◆ EXERCISE ◆
Give the number of lines in the data that hold the word "head", and nothing else.
Start of EXERCISE MATERIAL
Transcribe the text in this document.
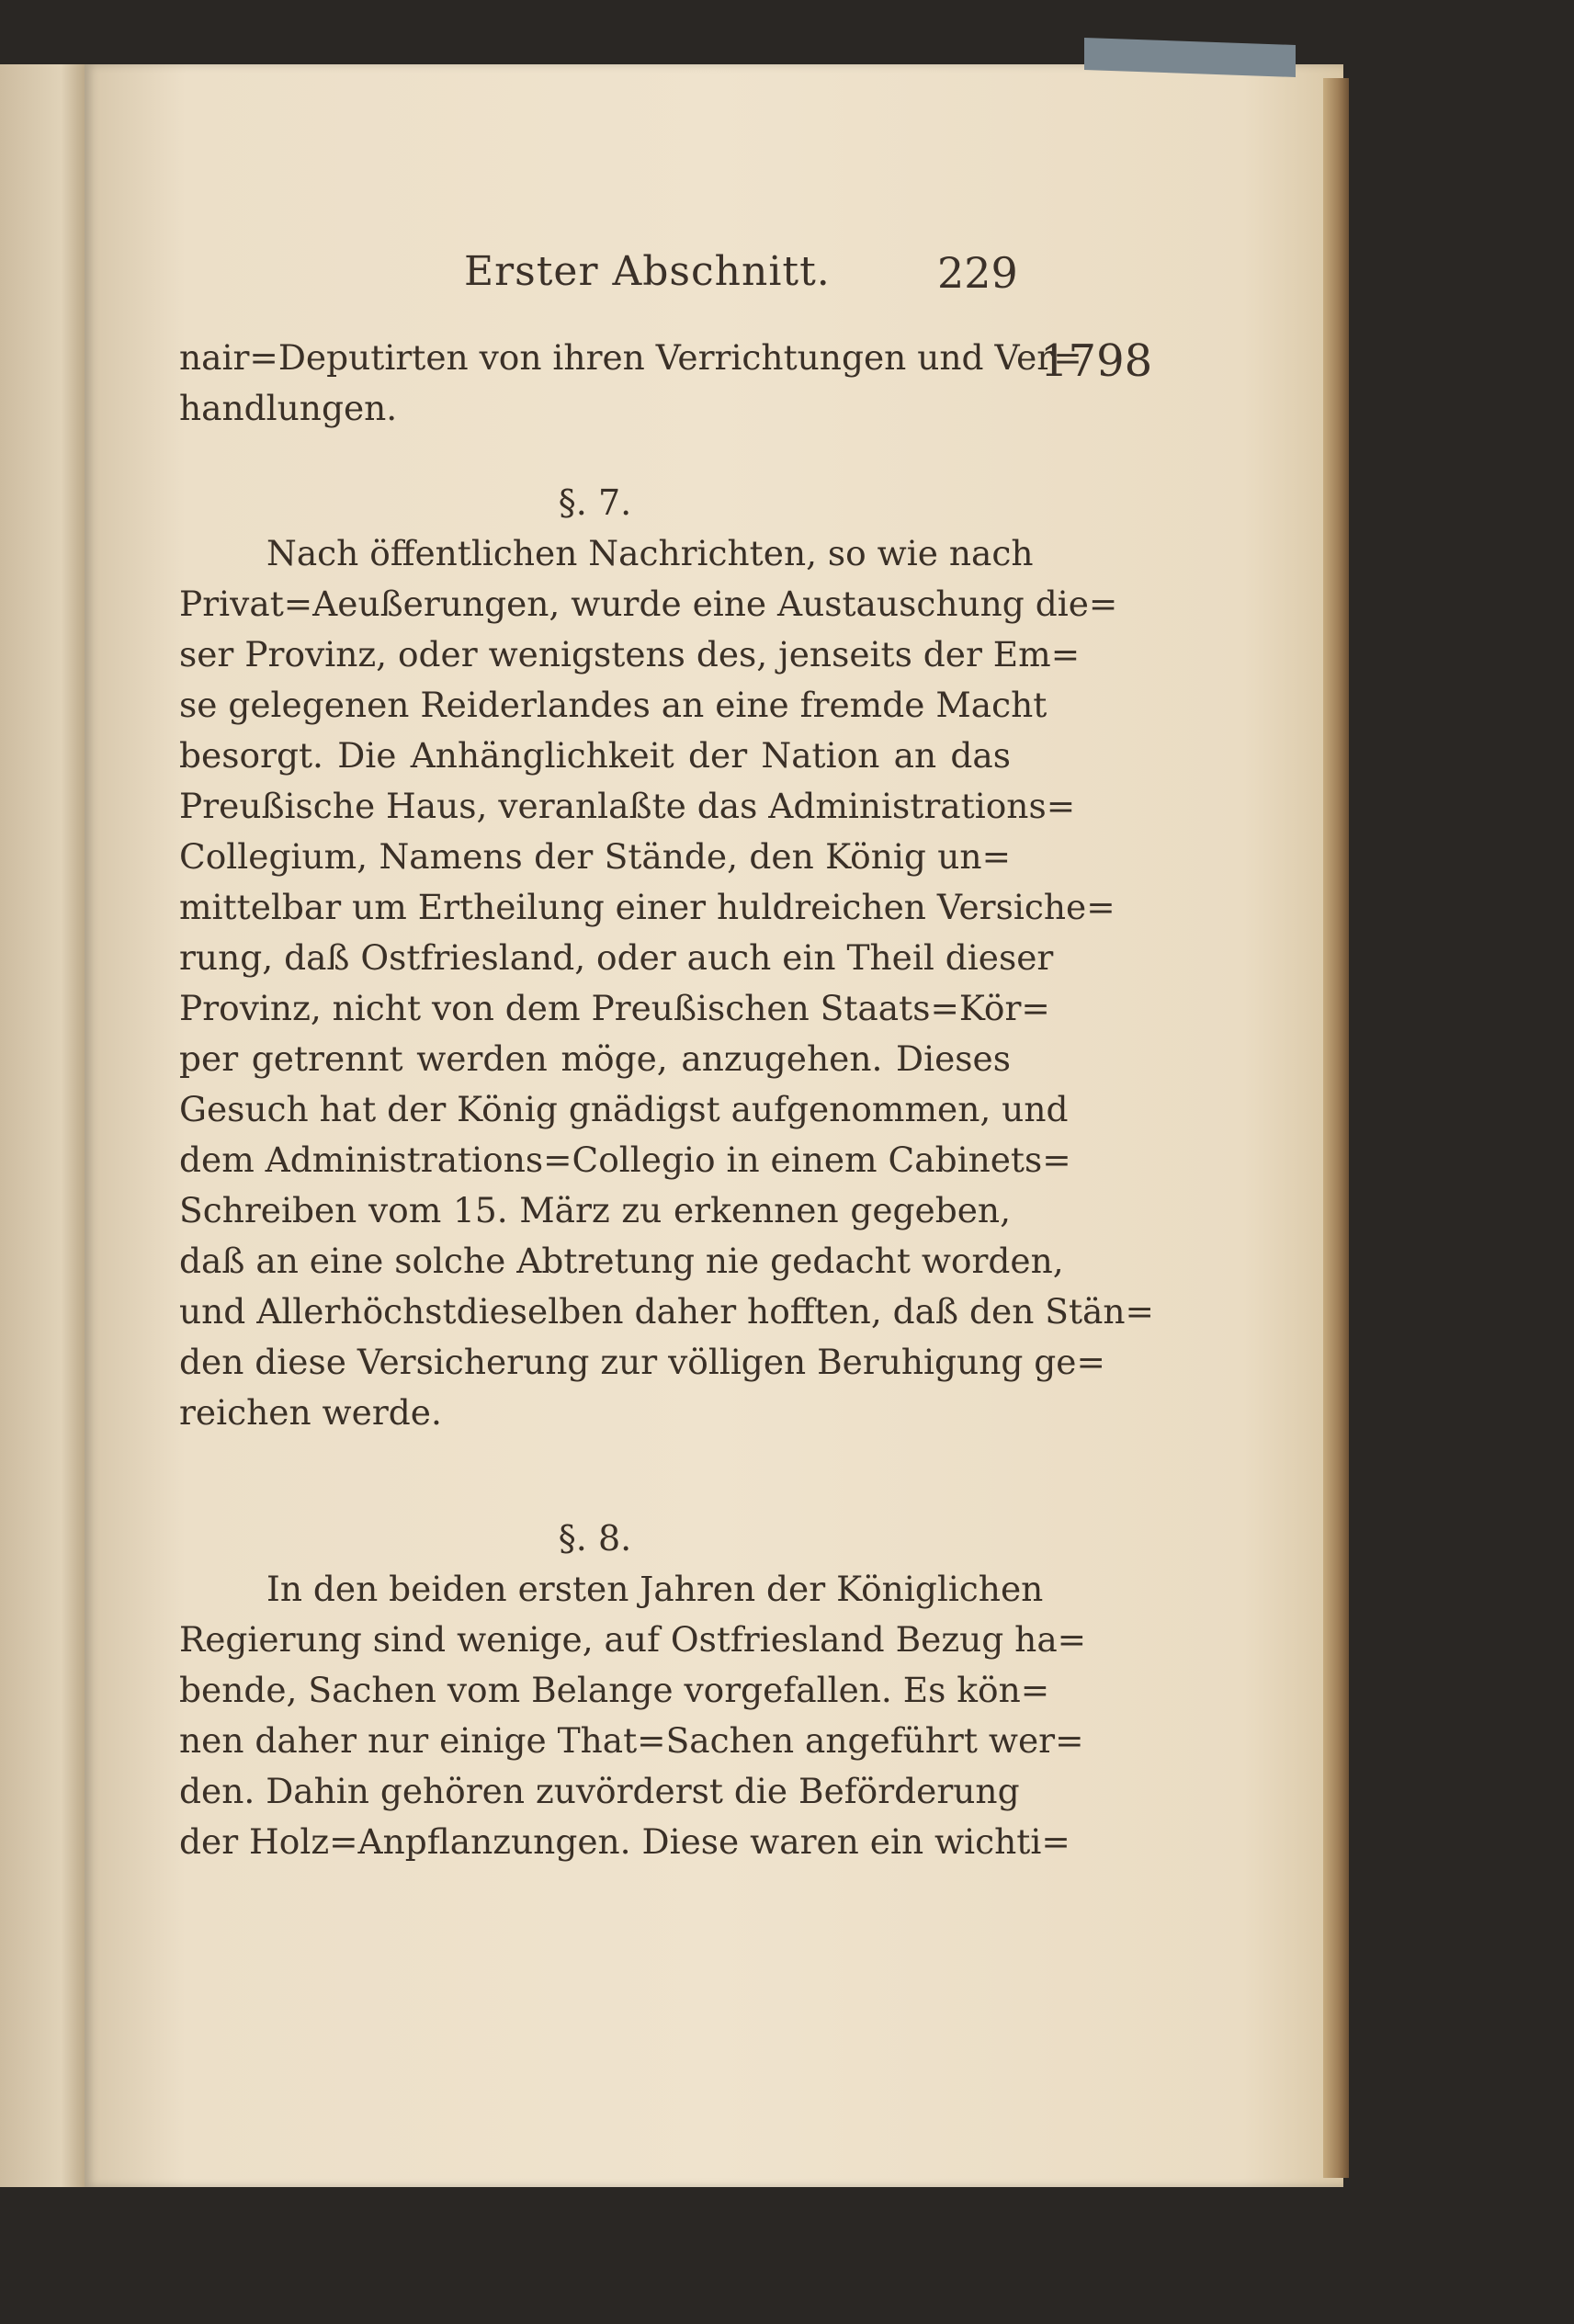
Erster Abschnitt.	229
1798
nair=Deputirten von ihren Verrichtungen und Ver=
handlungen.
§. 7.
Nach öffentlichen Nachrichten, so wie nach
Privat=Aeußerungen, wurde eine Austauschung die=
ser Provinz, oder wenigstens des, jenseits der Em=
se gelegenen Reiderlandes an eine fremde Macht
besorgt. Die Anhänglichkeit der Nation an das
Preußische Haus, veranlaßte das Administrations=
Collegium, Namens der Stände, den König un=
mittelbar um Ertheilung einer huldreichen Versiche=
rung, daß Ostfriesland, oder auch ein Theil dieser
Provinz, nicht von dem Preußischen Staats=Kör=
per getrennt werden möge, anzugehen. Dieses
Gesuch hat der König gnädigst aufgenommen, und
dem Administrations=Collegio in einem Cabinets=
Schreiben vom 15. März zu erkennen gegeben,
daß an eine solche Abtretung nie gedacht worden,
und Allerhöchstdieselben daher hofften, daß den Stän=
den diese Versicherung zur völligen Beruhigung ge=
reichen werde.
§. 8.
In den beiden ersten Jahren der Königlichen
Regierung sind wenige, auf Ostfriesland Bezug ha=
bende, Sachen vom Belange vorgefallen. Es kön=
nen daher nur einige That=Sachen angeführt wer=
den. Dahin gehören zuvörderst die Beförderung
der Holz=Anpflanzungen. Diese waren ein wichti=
End of EXERCISE MATERIAL
Start of EXERCISE MATERIAL
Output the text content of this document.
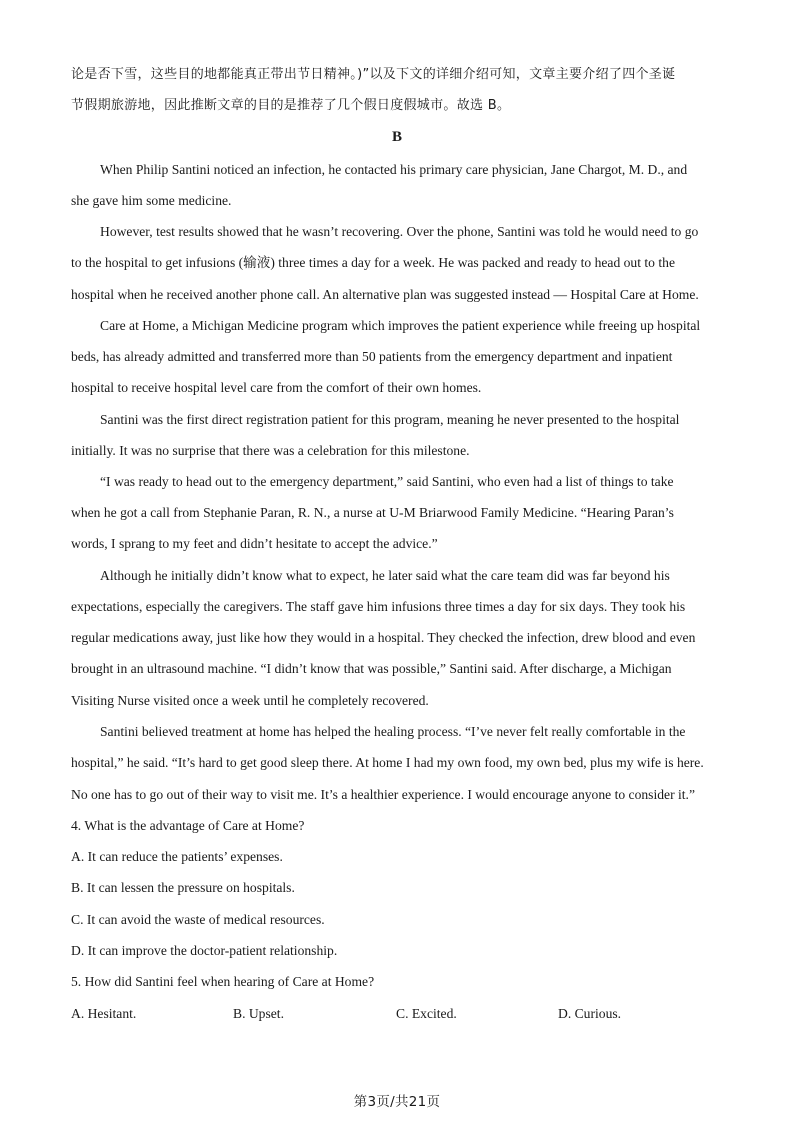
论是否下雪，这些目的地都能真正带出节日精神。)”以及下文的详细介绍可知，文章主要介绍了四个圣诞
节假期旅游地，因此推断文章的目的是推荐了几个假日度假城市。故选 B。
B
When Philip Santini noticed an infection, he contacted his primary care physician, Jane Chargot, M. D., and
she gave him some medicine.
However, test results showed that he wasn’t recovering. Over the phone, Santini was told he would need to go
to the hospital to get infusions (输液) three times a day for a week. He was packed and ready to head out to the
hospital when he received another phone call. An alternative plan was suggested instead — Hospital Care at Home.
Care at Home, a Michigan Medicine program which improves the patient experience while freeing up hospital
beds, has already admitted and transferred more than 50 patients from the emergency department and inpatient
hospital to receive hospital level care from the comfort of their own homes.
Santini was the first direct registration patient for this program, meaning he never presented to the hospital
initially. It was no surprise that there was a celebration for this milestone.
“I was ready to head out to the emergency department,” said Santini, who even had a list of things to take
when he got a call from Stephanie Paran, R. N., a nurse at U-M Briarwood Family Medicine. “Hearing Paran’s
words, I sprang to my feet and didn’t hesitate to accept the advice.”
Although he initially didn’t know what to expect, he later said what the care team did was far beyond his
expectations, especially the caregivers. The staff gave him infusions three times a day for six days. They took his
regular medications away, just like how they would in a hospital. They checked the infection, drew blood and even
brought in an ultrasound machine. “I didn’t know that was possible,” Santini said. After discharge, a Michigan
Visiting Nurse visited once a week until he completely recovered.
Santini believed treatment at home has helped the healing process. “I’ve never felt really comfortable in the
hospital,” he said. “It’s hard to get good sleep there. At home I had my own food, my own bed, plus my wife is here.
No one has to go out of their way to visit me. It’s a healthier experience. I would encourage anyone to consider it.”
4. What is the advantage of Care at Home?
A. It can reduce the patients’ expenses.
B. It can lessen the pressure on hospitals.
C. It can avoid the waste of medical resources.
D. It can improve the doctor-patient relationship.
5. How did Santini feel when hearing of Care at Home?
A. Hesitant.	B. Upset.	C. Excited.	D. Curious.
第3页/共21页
End of EXERCISE MATERIAL
◆ YOUR RESPONSE ◆
2